— Start of Supplied material —

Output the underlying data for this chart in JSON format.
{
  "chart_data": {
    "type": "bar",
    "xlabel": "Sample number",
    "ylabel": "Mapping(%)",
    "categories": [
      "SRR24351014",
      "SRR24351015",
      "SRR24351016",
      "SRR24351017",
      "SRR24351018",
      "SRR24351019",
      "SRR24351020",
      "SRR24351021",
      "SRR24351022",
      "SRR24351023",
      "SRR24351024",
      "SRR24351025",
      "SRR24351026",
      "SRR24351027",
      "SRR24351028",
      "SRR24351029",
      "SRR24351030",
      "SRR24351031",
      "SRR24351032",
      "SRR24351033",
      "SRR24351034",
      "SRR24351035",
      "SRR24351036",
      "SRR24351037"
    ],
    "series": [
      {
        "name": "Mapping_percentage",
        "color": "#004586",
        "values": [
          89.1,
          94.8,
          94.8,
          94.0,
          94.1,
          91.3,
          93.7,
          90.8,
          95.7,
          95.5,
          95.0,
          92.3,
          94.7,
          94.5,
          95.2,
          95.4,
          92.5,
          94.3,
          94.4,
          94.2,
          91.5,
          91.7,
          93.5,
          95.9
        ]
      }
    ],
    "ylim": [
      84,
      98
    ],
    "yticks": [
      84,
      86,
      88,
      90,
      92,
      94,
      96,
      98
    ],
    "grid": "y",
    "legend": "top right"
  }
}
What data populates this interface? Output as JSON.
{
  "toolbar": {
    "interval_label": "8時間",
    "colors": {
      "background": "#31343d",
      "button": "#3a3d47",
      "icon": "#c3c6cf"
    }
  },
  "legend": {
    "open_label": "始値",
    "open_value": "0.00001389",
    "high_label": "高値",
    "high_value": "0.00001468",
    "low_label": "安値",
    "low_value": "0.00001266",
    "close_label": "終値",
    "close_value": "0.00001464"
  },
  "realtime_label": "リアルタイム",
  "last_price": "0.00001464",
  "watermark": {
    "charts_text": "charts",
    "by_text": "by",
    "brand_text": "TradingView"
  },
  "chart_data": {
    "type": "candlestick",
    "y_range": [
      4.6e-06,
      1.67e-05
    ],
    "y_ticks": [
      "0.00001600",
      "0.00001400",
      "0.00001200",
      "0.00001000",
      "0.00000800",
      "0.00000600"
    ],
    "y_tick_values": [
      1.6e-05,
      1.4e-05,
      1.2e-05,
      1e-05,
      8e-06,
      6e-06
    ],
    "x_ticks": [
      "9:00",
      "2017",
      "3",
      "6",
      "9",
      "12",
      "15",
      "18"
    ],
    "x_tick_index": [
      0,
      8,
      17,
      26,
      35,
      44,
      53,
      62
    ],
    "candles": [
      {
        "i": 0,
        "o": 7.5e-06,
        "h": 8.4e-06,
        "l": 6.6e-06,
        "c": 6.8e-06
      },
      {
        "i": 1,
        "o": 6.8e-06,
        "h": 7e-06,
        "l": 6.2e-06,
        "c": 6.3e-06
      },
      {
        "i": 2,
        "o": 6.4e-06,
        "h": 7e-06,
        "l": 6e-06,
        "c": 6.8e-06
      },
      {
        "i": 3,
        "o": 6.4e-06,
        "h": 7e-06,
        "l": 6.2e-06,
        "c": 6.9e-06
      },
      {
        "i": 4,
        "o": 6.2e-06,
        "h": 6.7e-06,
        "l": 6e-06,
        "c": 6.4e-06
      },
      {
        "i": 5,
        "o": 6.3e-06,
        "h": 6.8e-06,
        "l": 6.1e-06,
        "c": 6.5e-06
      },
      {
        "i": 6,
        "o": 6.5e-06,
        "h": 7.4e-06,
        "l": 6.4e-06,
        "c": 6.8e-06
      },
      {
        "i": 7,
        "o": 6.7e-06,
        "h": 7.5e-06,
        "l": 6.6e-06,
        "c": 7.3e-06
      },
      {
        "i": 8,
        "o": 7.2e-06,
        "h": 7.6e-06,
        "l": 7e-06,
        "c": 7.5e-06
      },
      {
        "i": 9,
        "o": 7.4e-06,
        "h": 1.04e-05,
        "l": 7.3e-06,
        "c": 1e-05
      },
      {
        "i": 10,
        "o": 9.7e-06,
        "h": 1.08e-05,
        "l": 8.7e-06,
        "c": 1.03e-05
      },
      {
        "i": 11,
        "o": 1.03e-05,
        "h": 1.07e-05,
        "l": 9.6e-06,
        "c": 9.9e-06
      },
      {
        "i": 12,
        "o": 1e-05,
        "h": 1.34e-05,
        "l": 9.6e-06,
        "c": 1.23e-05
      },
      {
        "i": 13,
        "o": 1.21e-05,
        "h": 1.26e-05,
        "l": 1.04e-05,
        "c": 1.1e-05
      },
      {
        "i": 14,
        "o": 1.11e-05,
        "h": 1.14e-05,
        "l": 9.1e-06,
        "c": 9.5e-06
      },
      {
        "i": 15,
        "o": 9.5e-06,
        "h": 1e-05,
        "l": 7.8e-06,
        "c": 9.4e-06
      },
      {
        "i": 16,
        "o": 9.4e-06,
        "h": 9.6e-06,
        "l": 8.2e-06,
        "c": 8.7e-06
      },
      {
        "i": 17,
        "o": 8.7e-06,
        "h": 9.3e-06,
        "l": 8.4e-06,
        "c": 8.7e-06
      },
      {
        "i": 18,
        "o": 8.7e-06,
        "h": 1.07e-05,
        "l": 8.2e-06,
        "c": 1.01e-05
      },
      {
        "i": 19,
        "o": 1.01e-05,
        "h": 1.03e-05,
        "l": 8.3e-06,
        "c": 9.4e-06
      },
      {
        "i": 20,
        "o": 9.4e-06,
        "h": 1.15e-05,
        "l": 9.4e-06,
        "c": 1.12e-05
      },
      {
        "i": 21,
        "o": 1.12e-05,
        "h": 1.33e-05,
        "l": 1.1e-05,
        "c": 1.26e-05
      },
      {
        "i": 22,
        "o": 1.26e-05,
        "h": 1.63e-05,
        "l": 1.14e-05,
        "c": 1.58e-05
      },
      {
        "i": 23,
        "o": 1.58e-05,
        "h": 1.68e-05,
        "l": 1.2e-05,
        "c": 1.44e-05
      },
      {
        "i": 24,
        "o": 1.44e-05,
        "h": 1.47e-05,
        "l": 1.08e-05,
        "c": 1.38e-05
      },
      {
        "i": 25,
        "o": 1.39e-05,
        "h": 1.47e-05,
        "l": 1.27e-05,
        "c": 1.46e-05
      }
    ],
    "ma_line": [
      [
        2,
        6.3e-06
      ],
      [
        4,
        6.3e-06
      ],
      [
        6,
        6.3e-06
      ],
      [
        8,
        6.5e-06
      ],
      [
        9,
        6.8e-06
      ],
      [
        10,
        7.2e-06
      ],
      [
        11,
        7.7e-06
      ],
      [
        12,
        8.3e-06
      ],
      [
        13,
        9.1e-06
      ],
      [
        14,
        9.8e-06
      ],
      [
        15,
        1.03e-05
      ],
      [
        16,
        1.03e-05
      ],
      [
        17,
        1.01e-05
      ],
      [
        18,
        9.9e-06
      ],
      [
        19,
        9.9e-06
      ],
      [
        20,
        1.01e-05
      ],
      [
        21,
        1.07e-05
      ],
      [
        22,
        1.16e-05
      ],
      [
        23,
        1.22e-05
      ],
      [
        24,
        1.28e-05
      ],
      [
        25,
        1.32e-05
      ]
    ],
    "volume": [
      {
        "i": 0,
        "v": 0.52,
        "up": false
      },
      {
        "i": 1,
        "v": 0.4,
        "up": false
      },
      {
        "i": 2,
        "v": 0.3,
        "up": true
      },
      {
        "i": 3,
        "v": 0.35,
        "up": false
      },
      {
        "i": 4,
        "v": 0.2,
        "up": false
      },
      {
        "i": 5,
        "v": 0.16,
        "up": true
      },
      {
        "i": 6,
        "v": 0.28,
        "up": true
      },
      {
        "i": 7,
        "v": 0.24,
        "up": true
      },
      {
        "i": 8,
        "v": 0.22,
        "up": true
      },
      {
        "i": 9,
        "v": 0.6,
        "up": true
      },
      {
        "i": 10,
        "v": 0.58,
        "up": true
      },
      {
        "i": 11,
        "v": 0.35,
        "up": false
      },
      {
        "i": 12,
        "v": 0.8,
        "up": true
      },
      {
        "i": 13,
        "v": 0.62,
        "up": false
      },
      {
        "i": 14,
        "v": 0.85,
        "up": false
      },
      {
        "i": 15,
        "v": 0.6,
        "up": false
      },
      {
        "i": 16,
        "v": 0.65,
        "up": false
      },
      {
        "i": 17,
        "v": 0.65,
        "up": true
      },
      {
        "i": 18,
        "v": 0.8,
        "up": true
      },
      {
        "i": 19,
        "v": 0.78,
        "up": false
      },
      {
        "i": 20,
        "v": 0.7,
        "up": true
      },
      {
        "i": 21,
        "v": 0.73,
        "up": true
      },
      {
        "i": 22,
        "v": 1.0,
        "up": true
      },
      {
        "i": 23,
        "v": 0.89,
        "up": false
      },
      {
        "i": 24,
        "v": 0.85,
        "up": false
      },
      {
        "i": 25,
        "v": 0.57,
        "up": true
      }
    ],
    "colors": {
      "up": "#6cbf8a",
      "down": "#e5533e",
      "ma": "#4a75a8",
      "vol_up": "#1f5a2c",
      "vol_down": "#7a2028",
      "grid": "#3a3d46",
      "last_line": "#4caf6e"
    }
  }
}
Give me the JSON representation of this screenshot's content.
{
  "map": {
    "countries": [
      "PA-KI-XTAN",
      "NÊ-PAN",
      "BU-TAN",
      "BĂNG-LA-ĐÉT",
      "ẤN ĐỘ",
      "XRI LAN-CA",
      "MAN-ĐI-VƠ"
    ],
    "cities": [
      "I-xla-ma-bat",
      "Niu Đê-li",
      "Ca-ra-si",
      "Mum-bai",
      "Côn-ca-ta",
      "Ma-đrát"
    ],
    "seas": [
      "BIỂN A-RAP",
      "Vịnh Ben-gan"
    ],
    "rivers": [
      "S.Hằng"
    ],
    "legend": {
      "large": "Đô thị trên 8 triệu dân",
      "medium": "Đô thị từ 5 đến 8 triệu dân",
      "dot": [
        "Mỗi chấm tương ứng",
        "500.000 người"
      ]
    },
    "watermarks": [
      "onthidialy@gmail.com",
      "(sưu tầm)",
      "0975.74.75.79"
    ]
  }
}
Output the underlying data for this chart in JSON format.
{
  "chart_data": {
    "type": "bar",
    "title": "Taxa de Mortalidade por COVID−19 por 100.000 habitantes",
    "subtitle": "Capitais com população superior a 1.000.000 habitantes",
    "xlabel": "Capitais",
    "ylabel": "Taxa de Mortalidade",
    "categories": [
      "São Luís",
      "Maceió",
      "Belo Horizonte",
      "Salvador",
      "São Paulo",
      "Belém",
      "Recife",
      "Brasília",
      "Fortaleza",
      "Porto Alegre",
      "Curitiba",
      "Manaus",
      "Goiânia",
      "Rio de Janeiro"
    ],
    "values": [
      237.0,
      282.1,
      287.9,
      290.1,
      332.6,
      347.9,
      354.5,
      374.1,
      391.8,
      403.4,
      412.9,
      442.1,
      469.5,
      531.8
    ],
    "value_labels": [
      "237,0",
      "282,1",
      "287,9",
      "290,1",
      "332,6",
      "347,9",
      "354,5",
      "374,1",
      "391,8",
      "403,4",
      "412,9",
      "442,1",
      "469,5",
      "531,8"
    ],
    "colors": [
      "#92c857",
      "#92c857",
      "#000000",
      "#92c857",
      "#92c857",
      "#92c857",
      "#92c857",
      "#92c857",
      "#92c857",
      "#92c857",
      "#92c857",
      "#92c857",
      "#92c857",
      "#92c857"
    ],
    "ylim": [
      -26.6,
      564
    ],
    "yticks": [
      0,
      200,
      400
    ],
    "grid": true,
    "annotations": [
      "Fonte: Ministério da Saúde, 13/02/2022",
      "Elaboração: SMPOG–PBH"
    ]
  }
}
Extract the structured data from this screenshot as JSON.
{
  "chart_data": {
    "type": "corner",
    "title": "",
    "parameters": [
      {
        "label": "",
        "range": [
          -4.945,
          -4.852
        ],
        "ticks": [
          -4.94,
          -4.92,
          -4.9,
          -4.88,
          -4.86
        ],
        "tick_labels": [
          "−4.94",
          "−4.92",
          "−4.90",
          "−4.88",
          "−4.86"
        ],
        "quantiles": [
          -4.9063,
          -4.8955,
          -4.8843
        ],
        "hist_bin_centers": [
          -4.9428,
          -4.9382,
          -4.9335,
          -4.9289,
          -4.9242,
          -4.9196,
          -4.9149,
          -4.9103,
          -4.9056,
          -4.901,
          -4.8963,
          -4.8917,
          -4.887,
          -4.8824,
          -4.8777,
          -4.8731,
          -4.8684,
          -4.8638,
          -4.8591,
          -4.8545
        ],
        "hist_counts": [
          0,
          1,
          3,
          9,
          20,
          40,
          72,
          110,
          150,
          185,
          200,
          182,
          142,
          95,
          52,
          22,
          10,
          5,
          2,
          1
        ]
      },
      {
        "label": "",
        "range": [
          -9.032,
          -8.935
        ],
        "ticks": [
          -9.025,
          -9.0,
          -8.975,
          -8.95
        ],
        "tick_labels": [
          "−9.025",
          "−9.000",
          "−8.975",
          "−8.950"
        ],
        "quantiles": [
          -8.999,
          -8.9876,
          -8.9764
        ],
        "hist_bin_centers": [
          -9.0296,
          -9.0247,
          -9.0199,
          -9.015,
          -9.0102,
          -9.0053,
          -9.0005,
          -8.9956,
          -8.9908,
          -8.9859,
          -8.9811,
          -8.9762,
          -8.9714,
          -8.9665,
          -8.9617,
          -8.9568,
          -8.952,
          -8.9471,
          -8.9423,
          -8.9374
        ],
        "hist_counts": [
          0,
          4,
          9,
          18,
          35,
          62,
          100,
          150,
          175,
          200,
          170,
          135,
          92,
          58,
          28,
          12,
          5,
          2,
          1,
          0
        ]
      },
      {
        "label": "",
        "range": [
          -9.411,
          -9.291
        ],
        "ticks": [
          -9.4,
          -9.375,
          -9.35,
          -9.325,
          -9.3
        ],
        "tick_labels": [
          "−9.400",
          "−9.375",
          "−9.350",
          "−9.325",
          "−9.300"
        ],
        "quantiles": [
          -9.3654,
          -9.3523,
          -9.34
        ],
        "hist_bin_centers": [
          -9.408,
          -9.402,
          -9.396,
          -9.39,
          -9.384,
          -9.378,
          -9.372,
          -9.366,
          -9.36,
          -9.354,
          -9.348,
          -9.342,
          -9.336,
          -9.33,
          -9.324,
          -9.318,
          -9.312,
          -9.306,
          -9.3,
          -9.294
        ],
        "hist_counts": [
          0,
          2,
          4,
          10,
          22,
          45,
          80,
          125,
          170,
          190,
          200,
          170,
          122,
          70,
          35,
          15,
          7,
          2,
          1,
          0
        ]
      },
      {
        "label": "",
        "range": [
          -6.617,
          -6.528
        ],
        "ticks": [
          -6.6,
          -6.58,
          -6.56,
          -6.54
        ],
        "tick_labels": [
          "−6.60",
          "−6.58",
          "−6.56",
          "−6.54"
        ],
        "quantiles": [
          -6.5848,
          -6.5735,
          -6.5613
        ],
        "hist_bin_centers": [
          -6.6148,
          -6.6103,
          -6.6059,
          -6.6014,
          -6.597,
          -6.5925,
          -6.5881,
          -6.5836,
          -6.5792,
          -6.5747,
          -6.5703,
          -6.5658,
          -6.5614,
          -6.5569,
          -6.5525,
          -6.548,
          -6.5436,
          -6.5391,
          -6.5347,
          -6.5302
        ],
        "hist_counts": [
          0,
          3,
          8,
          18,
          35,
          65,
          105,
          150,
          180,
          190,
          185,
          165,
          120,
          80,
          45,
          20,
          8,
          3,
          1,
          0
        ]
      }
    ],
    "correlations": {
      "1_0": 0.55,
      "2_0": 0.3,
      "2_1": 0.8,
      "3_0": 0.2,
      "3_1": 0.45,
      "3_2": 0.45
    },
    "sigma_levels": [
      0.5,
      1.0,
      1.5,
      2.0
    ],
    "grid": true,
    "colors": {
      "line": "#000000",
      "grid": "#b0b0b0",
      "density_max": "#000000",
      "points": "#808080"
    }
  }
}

— End of Supplied material —

→ **Task instructions**: Copy each line from the data above that includes "type".

→ **Task solution**:
    "type": "bar",
    "type": "candlestick",
    "type": "bar",
    "type": "corner",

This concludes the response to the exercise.